━━━━━ DATASET EXTRACT

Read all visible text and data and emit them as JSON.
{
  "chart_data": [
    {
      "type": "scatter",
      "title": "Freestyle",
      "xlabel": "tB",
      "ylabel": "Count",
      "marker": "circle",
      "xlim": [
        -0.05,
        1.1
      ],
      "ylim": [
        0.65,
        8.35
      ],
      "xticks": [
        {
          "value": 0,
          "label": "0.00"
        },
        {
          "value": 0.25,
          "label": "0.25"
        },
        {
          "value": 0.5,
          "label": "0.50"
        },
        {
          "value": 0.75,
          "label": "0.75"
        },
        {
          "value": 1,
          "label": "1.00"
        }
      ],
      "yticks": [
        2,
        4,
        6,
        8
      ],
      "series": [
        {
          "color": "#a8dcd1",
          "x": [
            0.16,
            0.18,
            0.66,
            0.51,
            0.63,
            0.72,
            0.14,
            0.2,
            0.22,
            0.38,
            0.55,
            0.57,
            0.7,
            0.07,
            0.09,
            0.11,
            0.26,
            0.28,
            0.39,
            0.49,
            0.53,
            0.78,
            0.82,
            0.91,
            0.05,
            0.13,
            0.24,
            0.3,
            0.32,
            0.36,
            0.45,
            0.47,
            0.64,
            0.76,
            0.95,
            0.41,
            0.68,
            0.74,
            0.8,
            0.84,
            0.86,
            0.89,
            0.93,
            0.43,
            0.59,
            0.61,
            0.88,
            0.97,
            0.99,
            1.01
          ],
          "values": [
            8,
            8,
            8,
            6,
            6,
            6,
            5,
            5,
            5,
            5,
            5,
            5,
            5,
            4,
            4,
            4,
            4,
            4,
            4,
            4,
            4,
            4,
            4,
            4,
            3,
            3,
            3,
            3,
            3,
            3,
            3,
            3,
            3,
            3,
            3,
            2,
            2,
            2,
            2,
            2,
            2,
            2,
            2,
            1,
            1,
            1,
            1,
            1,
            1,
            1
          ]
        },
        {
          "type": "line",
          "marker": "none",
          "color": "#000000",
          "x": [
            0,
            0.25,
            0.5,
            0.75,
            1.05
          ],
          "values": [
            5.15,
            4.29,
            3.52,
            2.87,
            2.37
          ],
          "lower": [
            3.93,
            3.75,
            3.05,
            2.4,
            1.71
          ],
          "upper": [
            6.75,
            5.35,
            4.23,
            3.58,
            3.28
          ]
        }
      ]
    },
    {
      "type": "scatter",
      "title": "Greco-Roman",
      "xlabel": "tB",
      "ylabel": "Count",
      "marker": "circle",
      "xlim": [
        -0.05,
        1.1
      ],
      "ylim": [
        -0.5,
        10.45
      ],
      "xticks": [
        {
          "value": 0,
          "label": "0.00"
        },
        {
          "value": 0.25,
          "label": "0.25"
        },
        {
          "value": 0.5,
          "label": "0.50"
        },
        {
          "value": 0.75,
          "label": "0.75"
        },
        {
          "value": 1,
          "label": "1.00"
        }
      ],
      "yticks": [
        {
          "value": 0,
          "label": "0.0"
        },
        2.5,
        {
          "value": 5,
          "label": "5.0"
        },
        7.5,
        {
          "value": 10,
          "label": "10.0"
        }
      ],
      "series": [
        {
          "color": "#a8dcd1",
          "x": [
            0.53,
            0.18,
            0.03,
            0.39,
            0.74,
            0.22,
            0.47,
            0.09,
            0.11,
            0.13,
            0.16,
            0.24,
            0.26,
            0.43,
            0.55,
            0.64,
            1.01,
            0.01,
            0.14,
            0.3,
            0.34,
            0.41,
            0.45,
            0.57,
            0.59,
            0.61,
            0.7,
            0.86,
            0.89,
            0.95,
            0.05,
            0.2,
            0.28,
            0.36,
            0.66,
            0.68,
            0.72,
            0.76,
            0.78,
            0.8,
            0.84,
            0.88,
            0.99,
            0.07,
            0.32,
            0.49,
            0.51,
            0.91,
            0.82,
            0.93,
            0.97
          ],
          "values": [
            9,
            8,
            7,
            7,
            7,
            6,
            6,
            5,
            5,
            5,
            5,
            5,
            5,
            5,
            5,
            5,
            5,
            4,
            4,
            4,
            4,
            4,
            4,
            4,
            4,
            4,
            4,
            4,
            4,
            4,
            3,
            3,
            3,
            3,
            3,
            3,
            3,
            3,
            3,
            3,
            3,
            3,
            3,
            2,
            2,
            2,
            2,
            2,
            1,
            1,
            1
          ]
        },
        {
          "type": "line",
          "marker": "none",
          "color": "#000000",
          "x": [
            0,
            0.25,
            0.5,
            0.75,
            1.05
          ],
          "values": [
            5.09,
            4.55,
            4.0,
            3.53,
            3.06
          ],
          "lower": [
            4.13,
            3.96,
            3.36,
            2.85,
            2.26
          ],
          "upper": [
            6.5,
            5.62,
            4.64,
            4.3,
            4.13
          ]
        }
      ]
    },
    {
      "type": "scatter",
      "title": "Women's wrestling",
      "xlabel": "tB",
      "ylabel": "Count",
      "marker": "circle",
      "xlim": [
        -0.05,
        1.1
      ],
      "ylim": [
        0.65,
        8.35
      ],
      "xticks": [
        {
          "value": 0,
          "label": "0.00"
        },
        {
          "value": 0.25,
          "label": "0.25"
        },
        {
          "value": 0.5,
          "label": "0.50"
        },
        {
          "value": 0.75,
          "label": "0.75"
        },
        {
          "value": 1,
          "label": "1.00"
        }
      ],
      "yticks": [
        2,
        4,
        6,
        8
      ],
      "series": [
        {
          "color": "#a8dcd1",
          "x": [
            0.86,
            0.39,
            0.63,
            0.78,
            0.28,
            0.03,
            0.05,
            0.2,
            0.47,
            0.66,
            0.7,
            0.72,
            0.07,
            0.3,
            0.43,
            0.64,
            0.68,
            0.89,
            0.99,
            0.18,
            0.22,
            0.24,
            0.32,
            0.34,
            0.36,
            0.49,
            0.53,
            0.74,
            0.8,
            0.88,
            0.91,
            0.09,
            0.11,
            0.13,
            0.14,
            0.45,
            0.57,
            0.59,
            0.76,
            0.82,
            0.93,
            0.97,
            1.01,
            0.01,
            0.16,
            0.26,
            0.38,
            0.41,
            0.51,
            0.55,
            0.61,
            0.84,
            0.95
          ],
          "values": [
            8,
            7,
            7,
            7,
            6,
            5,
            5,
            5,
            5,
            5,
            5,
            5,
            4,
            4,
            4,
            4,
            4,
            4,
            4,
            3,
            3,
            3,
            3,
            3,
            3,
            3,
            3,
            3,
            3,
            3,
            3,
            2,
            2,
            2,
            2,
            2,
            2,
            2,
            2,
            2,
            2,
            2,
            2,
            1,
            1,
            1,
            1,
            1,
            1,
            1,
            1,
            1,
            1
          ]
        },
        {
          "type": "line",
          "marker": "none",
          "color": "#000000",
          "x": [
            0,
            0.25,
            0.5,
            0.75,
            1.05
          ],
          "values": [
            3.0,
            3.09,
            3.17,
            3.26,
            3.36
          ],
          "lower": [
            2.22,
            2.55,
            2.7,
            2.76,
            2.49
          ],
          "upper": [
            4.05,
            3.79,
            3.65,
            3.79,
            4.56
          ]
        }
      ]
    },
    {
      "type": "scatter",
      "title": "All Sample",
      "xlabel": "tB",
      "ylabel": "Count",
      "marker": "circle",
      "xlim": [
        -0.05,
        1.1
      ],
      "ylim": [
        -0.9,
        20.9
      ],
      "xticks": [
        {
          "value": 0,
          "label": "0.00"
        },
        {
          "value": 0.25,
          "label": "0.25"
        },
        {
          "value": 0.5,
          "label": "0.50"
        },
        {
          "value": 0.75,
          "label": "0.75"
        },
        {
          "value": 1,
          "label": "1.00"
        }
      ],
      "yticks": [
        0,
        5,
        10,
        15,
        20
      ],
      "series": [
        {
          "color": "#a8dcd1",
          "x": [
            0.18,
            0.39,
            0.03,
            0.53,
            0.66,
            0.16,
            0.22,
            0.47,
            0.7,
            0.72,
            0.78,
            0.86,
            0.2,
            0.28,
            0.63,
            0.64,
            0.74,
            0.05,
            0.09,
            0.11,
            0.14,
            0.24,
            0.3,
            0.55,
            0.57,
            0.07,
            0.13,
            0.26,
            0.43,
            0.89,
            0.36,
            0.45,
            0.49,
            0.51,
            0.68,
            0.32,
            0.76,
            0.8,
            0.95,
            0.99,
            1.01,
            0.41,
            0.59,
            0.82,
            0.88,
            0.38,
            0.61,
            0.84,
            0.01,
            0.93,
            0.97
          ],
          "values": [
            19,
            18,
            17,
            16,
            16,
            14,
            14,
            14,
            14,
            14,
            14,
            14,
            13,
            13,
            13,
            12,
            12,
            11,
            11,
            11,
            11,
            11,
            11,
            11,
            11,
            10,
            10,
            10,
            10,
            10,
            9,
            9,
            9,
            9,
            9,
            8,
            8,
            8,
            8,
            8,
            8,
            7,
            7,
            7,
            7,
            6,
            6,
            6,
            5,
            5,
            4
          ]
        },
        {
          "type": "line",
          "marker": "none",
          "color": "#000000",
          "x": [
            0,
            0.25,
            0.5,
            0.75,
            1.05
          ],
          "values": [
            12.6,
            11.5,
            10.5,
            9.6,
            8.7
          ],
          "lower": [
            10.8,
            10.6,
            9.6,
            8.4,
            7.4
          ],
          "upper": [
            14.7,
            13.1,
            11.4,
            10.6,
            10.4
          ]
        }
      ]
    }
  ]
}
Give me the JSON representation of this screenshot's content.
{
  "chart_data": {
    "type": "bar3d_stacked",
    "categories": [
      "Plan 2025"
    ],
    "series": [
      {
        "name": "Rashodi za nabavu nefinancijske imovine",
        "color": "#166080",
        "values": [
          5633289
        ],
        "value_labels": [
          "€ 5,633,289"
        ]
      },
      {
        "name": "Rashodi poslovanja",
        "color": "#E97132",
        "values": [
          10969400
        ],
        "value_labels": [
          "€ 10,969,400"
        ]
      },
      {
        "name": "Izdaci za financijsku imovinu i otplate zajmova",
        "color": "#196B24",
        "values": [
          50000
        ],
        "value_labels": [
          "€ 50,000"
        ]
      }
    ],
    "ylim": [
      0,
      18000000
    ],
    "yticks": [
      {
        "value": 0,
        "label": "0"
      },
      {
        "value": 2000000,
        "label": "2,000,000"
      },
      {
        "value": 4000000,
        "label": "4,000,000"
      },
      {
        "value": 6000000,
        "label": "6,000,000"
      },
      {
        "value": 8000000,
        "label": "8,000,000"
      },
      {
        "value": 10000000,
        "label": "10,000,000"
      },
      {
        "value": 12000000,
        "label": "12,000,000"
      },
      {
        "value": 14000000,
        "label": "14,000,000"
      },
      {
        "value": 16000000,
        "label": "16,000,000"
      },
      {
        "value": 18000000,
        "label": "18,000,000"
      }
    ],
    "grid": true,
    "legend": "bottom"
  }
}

━━━━━━━━━━

### DO THIS
Pick each line holding the word "name" out of the listing.

### EXERCISE ANSWER
        "name": "Rashodi za nabavu nefinancijske imovine",
        "name": "Rashodi poslovanja",
        "name": "Izdaci za financijsku imovinu i otplate zajmova",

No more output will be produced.